__EXERCISE DESCRIPTION__
Go through the material below and report how many lines contain "title". Give only the number.
>> START
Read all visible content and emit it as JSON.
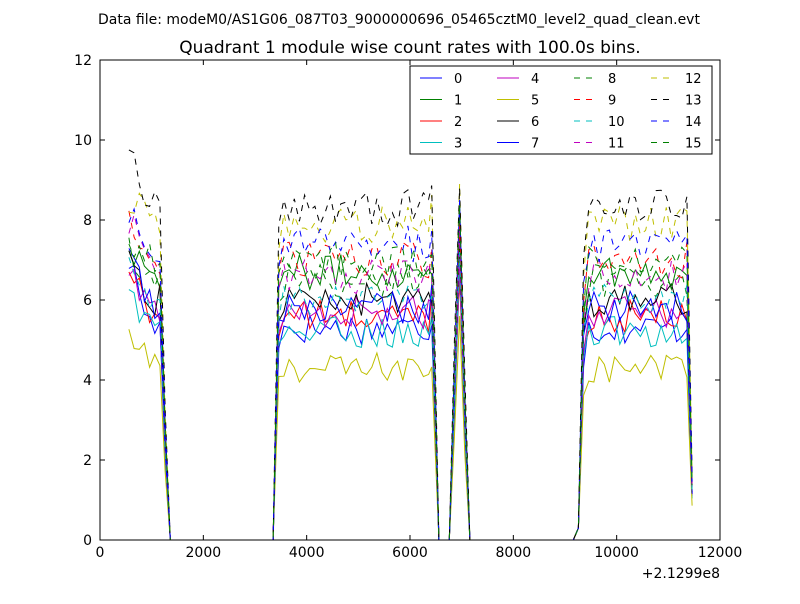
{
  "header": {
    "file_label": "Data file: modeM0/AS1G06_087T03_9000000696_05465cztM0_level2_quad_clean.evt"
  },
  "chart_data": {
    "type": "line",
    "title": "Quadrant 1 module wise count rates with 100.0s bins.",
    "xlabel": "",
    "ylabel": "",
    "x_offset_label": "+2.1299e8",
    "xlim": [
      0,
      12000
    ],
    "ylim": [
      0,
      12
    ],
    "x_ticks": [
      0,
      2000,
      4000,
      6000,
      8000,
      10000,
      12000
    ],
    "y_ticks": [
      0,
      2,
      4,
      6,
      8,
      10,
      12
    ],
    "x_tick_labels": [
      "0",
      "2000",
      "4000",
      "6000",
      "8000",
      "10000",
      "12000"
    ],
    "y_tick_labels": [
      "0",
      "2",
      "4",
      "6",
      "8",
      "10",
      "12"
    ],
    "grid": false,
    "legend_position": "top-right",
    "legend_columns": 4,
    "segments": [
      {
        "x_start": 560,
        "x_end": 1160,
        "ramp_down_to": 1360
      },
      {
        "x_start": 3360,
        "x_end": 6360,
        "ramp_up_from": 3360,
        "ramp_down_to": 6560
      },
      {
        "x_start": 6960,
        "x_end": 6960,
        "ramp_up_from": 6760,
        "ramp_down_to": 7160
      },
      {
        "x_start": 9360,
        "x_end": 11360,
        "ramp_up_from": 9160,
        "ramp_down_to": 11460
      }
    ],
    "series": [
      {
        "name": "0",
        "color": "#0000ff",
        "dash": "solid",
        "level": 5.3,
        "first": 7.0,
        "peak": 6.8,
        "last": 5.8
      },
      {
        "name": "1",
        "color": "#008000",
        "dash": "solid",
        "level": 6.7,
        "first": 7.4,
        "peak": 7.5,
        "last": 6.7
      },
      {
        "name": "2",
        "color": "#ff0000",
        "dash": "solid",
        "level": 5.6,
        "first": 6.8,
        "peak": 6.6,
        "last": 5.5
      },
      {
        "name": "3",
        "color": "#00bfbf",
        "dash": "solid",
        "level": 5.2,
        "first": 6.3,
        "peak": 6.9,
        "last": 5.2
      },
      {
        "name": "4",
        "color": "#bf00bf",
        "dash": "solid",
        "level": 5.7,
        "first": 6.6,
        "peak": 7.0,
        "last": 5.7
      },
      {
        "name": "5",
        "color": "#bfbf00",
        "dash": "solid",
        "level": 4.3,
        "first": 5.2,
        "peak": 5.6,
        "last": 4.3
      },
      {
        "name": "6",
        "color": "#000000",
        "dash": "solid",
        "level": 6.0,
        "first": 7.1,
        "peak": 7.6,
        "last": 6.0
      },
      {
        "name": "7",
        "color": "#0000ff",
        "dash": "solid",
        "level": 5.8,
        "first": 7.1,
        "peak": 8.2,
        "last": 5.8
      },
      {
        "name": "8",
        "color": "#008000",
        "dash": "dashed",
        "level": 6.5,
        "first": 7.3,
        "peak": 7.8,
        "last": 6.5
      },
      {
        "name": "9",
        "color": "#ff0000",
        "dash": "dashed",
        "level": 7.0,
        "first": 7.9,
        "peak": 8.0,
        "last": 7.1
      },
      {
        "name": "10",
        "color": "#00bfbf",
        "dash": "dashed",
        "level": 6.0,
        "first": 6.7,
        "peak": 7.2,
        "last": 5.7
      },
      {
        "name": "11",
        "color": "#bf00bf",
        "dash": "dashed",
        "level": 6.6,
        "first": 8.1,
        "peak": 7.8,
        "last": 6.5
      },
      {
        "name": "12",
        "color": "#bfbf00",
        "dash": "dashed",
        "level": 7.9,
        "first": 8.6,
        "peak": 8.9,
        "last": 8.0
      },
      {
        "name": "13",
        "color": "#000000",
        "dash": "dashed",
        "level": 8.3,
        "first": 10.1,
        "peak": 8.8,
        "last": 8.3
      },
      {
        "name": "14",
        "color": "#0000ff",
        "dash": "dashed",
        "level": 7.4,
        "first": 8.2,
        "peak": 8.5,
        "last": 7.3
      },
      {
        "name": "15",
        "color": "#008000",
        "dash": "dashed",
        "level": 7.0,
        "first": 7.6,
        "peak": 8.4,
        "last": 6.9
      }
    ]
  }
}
>> END
>> START
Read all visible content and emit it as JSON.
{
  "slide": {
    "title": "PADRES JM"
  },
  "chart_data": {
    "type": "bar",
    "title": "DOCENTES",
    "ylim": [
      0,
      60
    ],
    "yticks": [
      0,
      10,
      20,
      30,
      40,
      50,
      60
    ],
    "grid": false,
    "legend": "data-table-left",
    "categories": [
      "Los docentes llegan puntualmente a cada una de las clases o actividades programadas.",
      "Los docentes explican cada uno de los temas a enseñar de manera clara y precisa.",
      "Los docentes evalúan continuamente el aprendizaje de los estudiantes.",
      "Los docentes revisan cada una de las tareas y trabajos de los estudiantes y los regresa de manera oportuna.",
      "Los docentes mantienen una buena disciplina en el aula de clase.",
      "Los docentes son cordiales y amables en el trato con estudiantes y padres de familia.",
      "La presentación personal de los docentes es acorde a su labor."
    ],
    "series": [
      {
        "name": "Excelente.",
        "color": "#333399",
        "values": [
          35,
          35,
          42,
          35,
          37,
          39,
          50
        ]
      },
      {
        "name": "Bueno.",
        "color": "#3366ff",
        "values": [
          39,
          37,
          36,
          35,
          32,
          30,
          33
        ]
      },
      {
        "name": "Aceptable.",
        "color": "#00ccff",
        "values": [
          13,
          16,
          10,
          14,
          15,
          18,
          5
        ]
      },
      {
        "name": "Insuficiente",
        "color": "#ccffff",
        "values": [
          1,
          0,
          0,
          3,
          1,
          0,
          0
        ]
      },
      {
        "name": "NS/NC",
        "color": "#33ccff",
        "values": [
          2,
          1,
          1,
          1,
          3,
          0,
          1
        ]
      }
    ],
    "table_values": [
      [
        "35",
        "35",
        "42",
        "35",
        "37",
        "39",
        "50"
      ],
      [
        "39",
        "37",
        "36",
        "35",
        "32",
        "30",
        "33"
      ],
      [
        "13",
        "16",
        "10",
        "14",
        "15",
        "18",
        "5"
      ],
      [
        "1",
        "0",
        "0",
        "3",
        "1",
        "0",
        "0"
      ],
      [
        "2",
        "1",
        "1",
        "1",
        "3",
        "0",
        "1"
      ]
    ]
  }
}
>> END
__FINISHED ANSWER__
3